Each line of the data that includes the string "document" is to be copied out.

Stored records

>>>

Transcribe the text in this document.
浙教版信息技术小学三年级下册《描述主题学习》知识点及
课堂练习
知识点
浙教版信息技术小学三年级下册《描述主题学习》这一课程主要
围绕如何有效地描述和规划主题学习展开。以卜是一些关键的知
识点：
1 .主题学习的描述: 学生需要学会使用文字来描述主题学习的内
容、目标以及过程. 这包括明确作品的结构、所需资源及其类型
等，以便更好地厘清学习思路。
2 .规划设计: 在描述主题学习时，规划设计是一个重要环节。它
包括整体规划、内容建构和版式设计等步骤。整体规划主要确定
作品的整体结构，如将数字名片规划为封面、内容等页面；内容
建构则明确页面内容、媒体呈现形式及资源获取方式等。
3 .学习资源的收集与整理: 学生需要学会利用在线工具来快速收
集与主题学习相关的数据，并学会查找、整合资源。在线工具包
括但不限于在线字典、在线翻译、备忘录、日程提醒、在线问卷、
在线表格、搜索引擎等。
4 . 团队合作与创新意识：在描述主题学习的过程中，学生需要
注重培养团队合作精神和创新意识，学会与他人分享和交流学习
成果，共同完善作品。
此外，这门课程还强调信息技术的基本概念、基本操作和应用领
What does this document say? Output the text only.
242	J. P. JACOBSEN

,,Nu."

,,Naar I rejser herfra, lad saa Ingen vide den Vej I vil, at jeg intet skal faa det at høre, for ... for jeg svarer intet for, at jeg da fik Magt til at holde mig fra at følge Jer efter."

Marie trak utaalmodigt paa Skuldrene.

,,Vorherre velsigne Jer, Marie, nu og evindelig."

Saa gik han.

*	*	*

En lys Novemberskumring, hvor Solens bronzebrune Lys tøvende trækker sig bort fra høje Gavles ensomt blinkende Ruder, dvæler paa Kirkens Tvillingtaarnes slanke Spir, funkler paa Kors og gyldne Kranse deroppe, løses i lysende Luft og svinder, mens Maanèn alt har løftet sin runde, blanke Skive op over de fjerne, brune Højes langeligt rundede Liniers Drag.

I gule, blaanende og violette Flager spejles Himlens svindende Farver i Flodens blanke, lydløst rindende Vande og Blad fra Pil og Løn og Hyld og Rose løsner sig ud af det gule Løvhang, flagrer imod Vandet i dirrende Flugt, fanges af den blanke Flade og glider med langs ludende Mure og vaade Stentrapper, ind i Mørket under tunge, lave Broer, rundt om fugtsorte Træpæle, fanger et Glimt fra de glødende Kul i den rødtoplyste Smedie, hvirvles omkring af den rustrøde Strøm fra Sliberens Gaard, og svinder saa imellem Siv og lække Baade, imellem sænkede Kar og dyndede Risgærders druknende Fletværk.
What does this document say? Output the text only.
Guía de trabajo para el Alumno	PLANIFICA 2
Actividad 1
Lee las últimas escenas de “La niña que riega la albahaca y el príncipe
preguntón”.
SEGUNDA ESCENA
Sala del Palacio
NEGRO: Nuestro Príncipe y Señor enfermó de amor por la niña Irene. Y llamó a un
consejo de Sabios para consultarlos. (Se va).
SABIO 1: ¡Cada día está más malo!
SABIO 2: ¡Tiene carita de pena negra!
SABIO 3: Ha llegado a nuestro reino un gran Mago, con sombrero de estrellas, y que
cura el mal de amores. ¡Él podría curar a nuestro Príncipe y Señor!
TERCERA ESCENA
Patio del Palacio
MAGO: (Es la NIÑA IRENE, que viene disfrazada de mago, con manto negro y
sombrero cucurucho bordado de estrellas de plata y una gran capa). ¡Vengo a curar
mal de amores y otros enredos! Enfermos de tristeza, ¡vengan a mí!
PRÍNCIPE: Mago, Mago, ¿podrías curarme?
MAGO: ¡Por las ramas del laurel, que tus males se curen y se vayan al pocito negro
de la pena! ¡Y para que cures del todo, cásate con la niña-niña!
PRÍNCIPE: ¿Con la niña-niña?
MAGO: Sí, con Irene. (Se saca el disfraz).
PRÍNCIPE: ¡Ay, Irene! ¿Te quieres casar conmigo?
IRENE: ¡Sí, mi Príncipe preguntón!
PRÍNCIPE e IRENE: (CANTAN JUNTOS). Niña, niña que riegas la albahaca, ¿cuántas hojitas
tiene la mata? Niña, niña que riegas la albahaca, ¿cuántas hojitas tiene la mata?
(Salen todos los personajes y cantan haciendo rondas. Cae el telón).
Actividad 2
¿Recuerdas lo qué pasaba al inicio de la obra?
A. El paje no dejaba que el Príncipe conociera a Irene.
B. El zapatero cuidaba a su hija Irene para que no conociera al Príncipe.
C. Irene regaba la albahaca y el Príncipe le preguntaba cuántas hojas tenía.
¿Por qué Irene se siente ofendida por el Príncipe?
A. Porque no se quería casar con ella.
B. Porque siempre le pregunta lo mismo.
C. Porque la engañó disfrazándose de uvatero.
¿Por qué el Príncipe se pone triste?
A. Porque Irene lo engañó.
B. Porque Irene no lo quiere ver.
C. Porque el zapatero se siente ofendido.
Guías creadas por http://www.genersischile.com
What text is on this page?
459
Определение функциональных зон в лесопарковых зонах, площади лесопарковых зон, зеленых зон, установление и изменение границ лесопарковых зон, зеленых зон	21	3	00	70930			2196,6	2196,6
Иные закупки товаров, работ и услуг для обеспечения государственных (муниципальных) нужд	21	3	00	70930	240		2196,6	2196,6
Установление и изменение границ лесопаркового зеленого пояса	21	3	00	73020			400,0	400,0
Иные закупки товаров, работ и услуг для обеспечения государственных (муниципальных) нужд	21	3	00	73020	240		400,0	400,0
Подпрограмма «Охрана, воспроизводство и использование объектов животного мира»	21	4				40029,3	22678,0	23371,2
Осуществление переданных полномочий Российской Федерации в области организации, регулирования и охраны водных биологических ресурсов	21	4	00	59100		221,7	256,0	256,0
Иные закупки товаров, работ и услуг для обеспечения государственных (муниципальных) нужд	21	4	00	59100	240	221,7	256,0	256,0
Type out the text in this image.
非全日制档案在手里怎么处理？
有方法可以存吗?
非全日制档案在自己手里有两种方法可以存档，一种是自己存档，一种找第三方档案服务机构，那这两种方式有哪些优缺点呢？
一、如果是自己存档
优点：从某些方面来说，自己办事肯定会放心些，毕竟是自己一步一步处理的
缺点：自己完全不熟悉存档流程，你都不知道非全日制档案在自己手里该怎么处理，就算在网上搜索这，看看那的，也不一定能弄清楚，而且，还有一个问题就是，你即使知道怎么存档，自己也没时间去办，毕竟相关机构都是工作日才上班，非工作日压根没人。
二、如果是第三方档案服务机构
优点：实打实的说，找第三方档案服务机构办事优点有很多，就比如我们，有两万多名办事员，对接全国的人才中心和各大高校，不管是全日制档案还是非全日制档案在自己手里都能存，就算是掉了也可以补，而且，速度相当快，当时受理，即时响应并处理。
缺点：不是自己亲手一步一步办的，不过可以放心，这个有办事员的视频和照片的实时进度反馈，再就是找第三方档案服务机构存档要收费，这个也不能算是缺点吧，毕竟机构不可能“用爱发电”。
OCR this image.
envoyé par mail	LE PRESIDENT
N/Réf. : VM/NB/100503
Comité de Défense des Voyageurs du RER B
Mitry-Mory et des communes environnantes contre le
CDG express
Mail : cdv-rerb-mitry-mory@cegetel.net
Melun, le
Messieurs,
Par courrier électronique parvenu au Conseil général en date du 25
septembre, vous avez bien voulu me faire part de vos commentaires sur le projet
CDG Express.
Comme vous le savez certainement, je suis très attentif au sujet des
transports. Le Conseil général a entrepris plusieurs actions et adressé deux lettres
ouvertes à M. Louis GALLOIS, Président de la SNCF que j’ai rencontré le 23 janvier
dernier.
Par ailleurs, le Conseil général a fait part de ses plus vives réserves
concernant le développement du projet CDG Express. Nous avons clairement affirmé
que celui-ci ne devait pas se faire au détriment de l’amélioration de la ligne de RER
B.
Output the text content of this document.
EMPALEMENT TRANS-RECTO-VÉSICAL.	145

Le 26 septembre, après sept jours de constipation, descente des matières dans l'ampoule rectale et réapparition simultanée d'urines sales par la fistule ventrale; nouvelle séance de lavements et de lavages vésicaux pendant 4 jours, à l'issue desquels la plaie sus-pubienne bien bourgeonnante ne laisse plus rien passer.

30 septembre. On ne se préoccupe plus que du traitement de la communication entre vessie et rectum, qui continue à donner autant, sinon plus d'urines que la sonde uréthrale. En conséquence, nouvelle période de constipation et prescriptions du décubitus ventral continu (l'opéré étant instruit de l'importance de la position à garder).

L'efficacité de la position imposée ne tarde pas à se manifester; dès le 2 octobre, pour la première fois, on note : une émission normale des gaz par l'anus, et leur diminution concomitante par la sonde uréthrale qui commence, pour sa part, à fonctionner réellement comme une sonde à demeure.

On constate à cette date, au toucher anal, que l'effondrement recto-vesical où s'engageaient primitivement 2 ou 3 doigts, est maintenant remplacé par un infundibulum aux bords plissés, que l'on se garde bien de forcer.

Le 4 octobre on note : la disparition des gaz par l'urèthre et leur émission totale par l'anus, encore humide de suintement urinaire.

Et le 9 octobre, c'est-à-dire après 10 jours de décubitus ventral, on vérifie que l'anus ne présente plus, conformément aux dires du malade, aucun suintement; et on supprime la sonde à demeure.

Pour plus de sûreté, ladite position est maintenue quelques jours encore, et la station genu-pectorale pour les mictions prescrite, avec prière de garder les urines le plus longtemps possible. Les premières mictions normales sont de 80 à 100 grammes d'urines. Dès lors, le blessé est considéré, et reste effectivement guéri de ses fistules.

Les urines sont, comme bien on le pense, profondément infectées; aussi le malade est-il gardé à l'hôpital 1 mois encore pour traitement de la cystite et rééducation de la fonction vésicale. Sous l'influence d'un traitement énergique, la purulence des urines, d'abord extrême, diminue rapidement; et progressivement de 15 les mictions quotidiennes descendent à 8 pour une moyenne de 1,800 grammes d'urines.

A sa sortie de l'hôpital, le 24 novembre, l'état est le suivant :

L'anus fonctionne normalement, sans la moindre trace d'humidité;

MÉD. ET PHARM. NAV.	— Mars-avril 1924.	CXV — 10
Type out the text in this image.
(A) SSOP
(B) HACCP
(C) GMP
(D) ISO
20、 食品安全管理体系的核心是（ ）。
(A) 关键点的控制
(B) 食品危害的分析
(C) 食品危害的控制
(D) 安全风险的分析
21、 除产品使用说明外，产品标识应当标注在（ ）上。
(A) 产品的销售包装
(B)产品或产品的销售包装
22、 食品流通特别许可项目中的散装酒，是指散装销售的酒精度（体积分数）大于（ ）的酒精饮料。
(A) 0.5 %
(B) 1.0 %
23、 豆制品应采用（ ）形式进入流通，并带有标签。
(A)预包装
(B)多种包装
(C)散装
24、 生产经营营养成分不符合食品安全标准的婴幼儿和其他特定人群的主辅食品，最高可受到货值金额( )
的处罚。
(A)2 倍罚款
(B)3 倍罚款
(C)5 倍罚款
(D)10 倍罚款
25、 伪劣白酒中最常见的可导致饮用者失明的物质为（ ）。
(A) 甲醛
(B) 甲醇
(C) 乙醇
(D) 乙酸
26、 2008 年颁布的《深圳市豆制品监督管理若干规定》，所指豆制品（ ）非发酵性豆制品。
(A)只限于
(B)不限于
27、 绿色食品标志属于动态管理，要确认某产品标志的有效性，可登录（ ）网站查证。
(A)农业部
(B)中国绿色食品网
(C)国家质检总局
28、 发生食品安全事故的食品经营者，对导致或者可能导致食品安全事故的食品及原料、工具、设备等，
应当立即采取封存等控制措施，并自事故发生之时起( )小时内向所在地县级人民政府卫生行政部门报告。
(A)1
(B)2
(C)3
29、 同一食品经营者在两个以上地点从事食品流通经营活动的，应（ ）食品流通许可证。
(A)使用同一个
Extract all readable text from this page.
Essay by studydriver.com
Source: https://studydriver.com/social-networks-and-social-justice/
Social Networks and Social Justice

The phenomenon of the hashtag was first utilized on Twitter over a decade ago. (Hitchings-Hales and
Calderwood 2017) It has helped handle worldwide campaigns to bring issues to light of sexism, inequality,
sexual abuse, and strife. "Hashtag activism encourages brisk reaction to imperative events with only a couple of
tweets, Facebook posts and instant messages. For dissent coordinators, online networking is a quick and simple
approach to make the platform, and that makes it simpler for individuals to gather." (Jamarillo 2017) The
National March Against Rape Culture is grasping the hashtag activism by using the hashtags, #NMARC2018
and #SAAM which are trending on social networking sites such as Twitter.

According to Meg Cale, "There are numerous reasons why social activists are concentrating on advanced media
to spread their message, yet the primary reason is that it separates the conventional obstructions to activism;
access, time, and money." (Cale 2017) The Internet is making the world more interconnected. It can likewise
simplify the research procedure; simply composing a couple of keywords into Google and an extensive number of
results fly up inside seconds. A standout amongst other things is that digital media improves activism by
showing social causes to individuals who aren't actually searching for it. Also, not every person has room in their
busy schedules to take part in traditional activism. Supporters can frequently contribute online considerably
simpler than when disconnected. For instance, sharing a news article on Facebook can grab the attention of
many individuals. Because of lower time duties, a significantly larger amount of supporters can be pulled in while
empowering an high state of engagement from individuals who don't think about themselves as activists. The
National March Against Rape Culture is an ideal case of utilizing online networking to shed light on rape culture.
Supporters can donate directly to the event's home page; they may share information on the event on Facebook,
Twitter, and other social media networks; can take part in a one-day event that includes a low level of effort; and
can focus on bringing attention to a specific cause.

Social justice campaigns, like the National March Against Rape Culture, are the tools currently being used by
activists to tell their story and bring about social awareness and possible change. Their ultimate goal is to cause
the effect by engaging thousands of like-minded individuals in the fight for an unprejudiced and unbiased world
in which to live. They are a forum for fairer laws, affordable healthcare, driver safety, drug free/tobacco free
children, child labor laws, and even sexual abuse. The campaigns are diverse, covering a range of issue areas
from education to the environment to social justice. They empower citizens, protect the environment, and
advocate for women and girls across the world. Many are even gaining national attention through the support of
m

<<<

* _Output below_:
Transcribe the text in this document.
What does this document say? Output the text only.
What does this document say? Output the text only.
Output the text content of this document.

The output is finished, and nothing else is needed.